Below is a listing to transcribe in full and exactly; keep the pictures out.

> _The input_

···

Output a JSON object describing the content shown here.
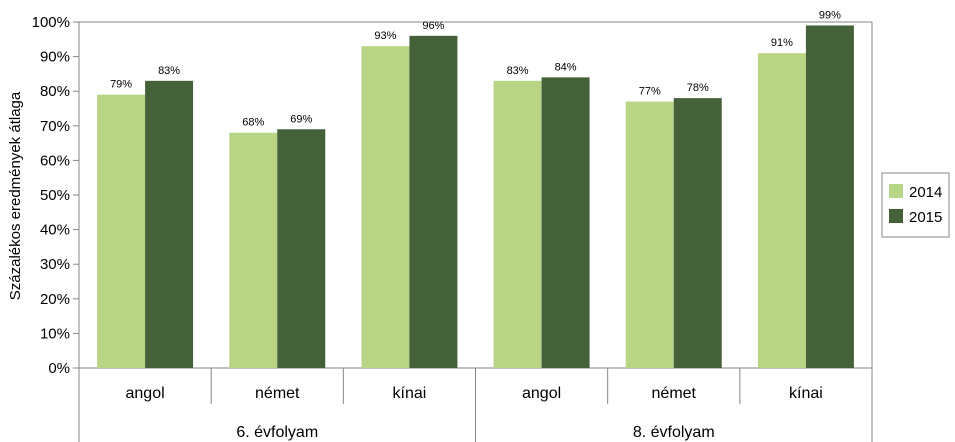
{
  "chart_data": {
    "type": "bar",
    "ylabel": "Százalékos eredmények átlaga",
    "ylim": [
      0,
      100
    ],
    "y_ticks": [
      "0%",
      "10%",
      "20%",
      "30%",
      "40%",
      "50%",
      "60%",
      "70%",
      "80%",
      "90%",
      "100%"
    ],
    "groups": [
      {
        "label": "6. évfolyam",
        "categories": [
          "angol",
          "német",
          "kínai"
        ]
      },
      {
        "label": "8. évfolyam",
        "categories": [
          "angol",
          "német",
          "kínai"
        ]
      }
    ],
    "series": [
      {
        "name": "2014",
        "color": "#b8d585",
        "values": [
          79,
          68,
          93,
          83,
          77,
          91
        ],
        "labels": [
          "79%",
          "68%",
          "93%",
          "83%",
          "77%",
          "91%"
        ]
      },
      {
        "name": "2015",
        "color": "#45613a",
        "values": [
          83,
          69,
          96,
          84,
          78,
          99
        ],
        "labels": [
          "83%",
          "69%",
          "96%",
          "84%",
          "78%",
          "99%"
        ]
      }
    ],
    "legend_position": "right",
    "grid": false
  }
}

···

> _Full solution_
Output a JSON object describing the content shown here.
{
  "chart_data": {
    "type": "bar",
    "ylabel": "Százalékos eredmények átlaga",
    "ylim": [
      0,
      100
    ],
    "y_ticks": [
      "0%",
      "10%",
      "20%",
      "30%",
      "40%",
      "50%",
      "60%",
      "70%",
      "80%",
      "90%",
      "100%"
    ],
    "groups": [
      {
        "label": "6. évfolyam",
        "categories": [
          "angol",
          "német",
          "kínai"
        ]
      },
      {
        "label": "8. évfolyam",
        "categories": [
          "angol",
          "német",
          "kínai"
        ]
      }
    ],
    "series": [
      {
        "name": "2014",
        "color": "#b8d585",
        "values": [
          79,
          68,
          93,
          83,
          77,
          91
        ],
        "labels": [
          "79%",
          "68%",
          "93%",
          "83%",
          "77%",
          "91%"
        ]
      },
      {
        "name": "2015",
        "color": "#45613a",
        "values": [
          83,
          69,
          96,
          84,
          78,
          99
        ],
        "labels": [
          "83%",
          "69%",
          "96%",
          "84%",
          "78%",
          "99%"
        ]
      }
    ],
    "legend_position": "right",
    "grid": false
  }
}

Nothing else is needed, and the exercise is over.